> Instructions for the task
In the listing below, locate the lines bearing the word "матиме". Copy every one of them.

===== Extracted records =====

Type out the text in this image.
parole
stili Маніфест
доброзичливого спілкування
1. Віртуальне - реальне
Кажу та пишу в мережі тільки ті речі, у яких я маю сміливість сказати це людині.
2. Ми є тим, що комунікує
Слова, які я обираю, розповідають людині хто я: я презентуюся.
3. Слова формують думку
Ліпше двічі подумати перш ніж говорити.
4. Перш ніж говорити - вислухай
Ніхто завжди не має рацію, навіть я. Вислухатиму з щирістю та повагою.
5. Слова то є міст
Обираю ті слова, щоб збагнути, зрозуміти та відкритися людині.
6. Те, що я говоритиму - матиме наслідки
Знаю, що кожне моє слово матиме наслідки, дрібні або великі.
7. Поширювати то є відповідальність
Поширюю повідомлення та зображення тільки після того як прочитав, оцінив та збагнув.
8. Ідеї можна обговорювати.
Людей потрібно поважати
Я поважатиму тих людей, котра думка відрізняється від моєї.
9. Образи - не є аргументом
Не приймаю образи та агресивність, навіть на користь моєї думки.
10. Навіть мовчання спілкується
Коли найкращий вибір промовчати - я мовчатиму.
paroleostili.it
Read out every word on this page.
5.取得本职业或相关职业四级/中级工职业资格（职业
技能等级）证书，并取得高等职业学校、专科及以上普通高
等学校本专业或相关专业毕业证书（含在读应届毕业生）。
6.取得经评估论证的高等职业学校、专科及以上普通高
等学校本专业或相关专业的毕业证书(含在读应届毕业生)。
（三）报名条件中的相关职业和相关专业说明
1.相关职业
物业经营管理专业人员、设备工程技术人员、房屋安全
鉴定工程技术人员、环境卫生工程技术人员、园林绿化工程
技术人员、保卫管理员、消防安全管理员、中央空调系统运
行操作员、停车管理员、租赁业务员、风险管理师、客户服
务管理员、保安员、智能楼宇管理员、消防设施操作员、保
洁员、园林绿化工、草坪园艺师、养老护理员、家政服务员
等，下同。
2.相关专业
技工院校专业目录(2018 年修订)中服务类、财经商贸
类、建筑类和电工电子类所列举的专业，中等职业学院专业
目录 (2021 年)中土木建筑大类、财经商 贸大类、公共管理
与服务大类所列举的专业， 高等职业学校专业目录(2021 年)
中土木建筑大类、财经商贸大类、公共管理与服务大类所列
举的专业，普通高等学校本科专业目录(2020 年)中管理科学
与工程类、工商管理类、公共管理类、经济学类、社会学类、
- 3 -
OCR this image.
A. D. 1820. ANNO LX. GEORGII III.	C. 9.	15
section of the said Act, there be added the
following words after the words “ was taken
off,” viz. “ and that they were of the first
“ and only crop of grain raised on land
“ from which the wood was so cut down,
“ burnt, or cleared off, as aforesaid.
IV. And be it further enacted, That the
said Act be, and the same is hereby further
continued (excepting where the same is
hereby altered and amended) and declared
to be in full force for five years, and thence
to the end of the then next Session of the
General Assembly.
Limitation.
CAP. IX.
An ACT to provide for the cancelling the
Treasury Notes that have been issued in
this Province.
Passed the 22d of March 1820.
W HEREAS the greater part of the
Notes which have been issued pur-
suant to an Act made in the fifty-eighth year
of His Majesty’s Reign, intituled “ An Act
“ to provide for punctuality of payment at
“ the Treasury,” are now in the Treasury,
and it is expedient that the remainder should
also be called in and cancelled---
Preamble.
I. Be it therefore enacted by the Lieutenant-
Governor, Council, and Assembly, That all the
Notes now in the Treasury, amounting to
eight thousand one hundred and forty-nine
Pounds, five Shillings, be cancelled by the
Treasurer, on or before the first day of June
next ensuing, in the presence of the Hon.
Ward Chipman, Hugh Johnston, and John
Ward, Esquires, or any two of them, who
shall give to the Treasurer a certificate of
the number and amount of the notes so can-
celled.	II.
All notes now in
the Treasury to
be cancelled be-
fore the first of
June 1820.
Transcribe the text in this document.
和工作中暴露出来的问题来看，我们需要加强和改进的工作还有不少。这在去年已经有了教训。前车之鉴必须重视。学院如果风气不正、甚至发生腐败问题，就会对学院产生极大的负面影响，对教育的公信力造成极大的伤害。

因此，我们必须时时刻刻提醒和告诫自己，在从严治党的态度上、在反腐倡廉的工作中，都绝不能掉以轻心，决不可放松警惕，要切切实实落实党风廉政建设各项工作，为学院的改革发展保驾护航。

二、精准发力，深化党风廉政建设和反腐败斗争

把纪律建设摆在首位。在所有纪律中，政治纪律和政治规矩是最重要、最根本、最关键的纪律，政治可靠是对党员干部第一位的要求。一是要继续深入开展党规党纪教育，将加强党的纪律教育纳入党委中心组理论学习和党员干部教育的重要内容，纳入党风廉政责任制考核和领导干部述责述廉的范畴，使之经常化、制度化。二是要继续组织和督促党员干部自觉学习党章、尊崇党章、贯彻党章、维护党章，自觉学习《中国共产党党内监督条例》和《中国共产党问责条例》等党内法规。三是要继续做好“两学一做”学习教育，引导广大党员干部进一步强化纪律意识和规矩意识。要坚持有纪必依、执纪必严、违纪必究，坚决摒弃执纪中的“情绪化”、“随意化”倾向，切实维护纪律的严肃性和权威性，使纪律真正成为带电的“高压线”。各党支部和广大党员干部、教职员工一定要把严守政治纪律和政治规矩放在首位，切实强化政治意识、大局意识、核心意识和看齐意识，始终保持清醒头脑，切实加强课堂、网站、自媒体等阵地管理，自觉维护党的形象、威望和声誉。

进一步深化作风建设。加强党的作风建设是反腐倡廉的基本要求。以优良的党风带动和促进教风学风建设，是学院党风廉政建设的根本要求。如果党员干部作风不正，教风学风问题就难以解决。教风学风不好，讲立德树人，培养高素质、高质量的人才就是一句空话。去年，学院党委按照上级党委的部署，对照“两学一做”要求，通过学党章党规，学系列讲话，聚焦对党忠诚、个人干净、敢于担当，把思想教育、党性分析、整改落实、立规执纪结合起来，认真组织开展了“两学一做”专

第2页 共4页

=====

> Expected answer
6. Те, що я говоритиму - матиме наслідки
Знаю, що кожне моє слово матиме наслідки, дрібні або великі.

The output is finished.